Exactly reproduce the lines from the one containing "What text is on this page?" through the last line of the data, both ends included, leaving out pictures.

Extracted data entries
## start
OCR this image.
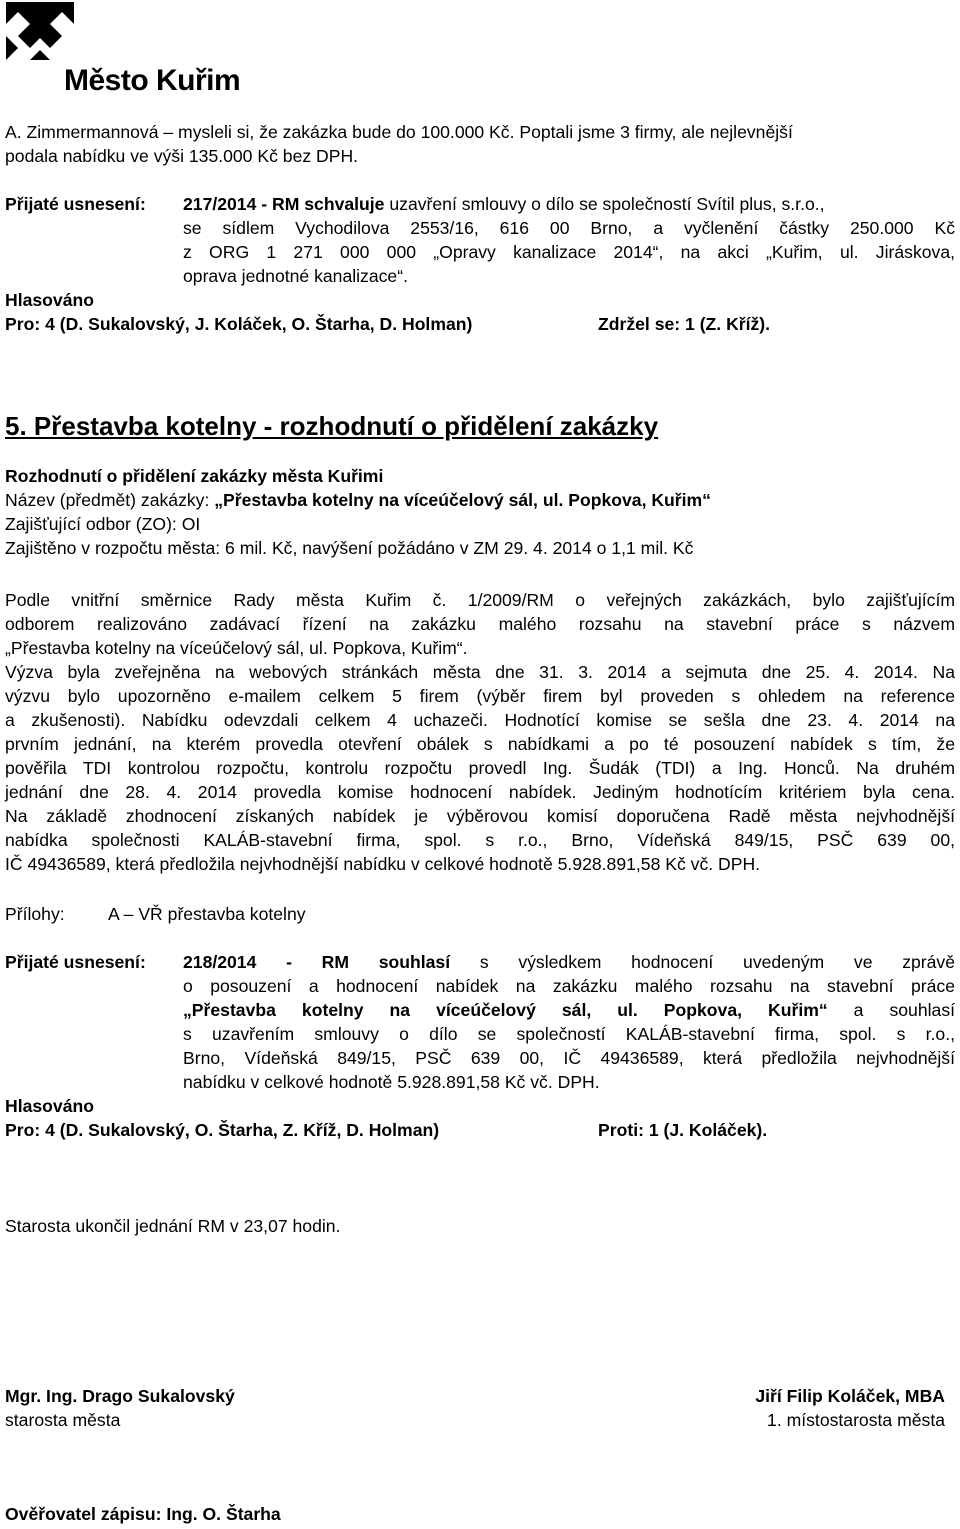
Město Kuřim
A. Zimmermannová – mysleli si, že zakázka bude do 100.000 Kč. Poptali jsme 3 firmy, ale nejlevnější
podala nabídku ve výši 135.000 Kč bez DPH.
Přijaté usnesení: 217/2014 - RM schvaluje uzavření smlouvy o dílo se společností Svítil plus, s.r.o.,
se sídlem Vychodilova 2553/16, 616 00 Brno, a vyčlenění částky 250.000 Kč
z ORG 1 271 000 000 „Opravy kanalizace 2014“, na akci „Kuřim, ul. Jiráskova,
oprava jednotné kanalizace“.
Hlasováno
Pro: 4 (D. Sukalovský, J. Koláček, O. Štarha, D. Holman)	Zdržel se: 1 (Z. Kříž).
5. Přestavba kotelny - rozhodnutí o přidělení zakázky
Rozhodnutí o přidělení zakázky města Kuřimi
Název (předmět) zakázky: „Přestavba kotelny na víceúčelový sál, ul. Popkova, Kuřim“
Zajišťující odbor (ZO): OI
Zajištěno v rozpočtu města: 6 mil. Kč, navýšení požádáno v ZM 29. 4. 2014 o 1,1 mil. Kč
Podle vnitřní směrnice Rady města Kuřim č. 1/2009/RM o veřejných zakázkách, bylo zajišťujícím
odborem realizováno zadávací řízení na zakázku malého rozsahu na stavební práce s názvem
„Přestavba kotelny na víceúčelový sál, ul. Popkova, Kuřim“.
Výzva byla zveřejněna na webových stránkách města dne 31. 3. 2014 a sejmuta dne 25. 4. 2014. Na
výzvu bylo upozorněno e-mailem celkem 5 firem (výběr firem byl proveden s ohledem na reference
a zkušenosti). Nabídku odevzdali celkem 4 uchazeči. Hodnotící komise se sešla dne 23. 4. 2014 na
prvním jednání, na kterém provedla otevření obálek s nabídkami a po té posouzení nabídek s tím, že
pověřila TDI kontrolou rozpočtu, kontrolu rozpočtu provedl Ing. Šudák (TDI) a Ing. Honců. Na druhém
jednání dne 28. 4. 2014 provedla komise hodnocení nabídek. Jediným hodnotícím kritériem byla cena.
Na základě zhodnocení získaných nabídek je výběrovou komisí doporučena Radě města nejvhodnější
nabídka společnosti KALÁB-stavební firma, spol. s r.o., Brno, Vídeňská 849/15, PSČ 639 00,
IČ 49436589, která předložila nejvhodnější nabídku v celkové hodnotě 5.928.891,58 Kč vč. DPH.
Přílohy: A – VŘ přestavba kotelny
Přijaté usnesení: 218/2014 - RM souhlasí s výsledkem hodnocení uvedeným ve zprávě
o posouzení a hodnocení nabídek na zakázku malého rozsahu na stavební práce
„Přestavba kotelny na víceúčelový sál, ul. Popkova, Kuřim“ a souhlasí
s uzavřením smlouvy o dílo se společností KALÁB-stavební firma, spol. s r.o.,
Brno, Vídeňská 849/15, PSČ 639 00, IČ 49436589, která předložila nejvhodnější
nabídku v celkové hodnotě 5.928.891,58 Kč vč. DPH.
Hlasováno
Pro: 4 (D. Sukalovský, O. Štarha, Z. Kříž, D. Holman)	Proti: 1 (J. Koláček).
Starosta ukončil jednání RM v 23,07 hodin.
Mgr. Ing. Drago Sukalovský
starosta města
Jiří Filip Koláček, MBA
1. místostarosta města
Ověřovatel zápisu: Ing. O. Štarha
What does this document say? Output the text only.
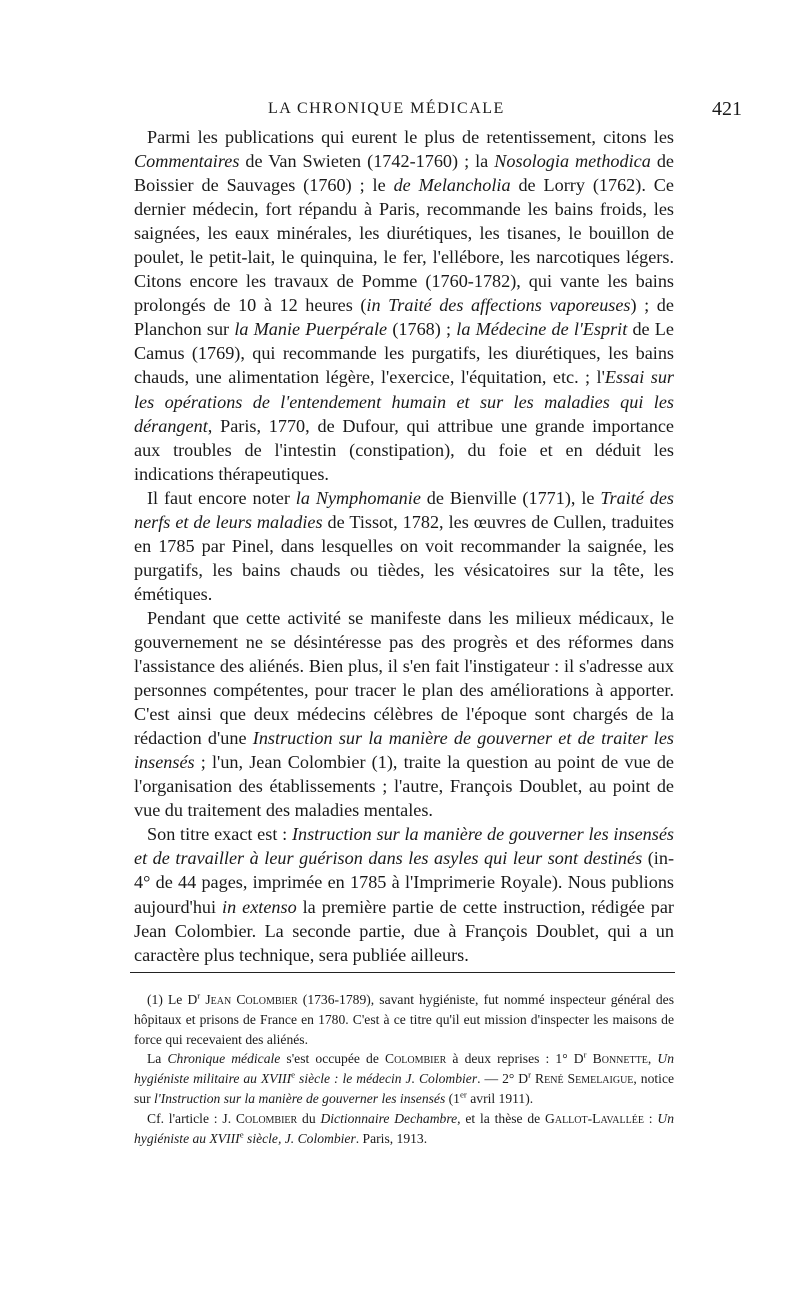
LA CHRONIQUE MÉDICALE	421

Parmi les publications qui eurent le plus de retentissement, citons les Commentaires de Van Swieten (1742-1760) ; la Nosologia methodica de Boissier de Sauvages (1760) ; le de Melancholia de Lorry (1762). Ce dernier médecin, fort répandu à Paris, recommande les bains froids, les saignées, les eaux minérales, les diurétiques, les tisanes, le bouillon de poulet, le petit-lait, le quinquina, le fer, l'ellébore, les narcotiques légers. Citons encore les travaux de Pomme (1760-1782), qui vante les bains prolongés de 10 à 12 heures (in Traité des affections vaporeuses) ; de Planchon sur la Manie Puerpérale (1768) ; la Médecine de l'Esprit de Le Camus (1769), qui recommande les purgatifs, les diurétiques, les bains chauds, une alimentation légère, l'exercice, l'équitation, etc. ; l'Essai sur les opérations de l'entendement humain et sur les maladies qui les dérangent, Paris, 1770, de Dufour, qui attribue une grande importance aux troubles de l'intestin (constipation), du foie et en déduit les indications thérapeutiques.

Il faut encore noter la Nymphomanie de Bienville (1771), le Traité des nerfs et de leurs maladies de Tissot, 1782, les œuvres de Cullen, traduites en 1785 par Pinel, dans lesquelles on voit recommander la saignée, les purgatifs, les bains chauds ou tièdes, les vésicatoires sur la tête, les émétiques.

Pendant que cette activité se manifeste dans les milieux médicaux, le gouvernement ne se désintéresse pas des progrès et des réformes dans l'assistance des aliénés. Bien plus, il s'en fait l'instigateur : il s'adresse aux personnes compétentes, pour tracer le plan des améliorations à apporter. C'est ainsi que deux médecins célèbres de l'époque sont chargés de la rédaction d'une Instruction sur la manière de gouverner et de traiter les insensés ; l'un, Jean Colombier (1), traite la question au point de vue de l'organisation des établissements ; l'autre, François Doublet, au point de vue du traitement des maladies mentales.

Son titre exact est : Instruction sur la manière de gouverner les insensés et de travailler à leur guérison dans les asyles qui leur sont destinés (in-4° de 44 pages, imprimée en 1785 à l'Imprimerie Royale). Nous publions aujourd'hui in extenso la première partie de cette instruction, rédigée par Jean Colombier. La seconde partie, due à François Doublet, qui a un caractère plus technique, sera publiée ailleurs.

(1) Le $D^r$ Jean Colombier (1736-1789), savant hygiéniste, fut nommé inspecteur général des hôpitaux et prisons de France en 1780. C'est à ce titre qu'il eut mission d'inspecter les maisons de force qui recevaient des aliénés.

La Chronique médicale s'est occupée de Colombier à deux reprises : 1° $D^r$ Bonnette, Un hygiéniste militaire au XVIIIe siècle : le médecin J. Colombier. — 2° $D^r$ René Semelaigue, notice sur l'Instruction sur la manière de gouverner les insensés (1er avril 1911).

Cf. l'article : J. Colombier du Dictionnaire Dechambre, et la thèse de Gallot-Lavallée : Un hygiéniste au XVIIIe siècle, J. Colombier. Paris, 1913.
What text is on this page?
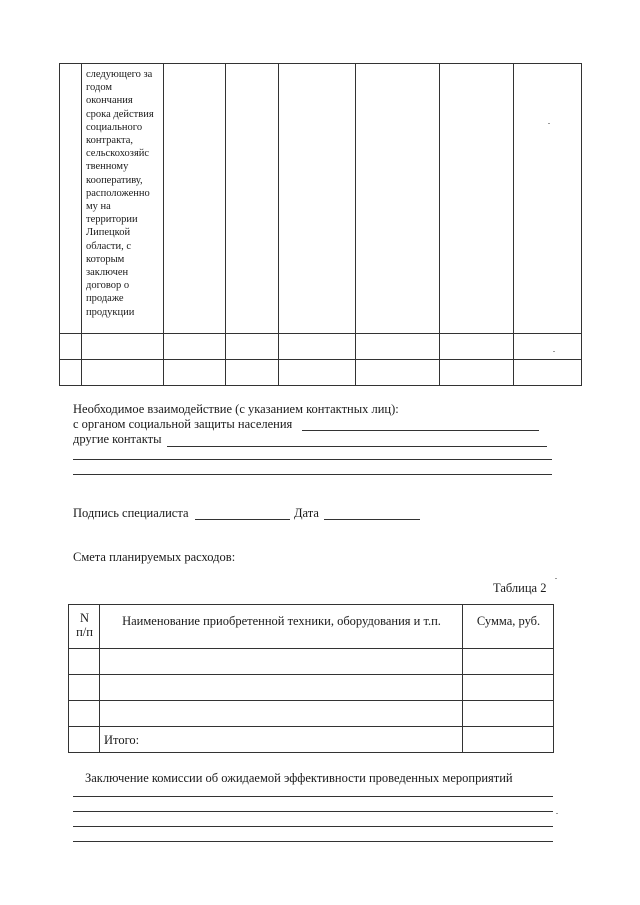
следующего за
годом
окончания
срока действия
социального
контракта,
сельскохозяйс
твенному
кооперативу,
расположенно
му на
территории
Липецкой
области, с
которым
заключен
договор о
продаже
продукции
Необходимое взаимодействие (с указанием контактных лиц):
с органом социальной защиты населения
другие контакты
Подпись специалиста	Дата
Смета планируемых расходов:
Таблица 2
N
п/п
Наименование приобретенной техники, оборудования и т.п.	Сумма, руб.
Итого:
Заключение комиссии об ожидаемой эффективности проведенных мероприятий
## end
EXERCISE RESPONSE:
What text is on this page?
следующего за
годом
окончания
срока действия
социального
контракта,
сельскохозяйс
твенному
кооперативу,
расположенно
му на
территории
Липецкой
области, с
которым
заключен
договор о
продаже
продукции
Необходимое взаимодействие (с указанием контактных лиц):
с органом социальной защиты населения
другие контакты
Подпись специалиста	Дата
Смета планируемых расходов:
Таблица 2
N
п/п
Наименование приобретенной техники, оборудования и т.п.	Сумма, руб.
Итого:
Заключение комиссии об ожидаемой эффективности проведенных мероприятий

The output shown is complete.